> [Record excerpts]:
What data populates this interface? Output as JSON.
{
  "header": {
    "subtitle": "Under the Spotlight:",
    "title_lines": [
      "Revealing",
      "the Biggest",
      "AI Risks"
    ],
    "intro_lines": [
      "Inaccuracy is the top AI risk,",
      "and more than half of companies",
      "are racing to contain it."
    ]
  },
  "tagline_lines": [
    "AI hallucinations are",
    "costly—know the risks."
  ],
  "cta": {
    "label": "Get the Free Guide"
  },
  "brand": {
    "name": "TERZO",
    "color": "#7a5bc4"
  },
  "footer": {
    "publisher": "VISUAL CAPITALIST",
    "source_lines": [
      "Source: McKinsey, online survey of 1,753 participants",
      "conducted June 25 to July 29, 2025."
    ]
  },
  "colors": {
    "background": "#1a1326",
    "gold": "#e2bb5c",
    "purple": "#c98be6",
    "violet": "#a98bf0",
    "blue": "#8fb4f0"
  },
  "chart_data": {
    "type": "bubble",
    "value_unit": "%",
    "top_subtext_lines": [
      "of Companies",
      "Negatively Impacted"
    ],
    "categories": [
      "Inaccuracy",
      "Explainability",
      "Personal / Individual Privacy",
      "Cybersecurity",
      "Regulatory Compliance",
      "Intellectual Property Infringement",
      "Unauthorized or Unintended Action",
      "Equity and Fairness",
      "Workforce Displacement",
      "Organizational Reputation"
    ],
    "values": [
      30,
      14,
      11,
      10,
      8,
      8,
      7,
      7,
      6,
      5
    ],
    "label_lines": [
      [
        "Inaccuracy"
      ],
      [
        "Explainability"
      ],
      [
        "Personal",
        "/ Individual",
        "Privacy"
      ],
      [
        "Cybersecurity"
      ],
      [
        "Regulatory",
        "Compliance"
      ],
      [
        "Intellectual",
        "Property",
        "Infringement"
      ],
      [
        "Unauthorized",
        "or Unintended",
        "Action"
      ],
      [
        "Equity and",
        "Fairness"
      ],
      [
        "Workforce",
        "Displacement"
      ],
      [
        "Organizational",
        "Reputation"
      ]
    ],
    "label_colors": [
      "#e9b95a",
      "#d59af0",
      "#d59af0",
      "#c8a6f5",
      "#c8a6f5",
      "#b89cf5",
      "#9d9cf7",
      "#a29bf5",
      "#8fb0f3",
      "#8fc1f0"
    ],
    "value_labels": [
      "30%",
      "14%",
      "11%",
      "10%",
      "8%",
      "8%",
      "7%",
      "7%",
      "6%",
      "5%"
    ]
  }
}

> [Exercise brief]: The records above should be repeated in full, exactly as given.

> [Finished task]:
What data populates this interface? Output as JSON.
{
  "header": {
    "subtitle": "Under the Spotlight:",
    "title_lines": [
      "Revealing",
      "the Biggest",
      "AI Risks"
    ],
    "intro_lines": [
      "Inaccuracy is the top AI risk,",
      "and more than half of companies",
      "are racing to contain it."
    ]
  },
  "tagline_lines": [
    "AI hallucinations are",
    "costly—know the risks."
  ],
  "cta": {
    "label": "Get the Free Guide"
  },
  "brand": {
    "name": "TERZO",
    "color": "#7a5bc4"
  },
  "footer": {
    "publisher": "VISUAL CAPITALIST",
    "source_lines": [
      "Source: McKinsey, online survey of 1,753 participants",
      "conducted June 25 to July 29, 2025."
    ]
  },
  "colors": {
    "background": "#1a1326",
    "gold": "#e2bb5c",
    "purple": "#c98be6",
    "violet": "#a98bf0",
    "blue": "#8fb4f0"
  },
  "chart_data": {
    "type": "bubble",
    "value_unit": "%",
    "top_subtext_lines": [
      "of Companies",
      "Negatively Impacted"
    ],
    "categories": [
      "Inaccuracy",
      "Explainability",
      "Personal / Individual Privacy",
      "Cybersecurity",
      "Regulatory Compliance",
      "Intellectual Property Infringement",
      "Unauthorized or Unintended Action",
      "Equity and Fairness",
      "Workforce Displacement",
      "Organizational Reputation"
    ],
    "values": [
      30,
      14,
      11,
      10,
      8,
      8,
      7,
      7,
      6,
      5
    ],
    "label_lines": [
      [
        "Inaccuracy"
      ],
      [
        "Explainability"
      ],
      [
        "Personal",
        "/ Individual",
        "Privacy"
      ],
      [
        "Cybersecurity"
      ],
      [
        "Regulatory",
        "Compliance"
      ],
      [
        "Intellectual",
        "Property",
        "Infringement"
      ],
      [
        "Unauthorized",
        "or Unintended",
        "Action"
      ],
      [
        "Equity and",
        "Fairness"
      ],
      [
        "Workforce",
        "Displacement"
      ],
      [
        "Organizational",
        "Reputation"
      ]
    ],
    "label_colors": [
      "#e9b95a",
      "#d59af0",
      "#d59af0",
      "#c8a6f5",
      "#c8a6f5",
      "#b89cf5",
      "#9d9cf7",
      "#a29bf5",
      "#8fb0f3",
      "#8fc1f0"
    ],
    "value_labels": [
      "30%",
      "14%",
      "11%",
      "10%",
      "8%",
      "8%",
      "7%",
      "7%",
      "6%",
      "5%"
    ]
  }
}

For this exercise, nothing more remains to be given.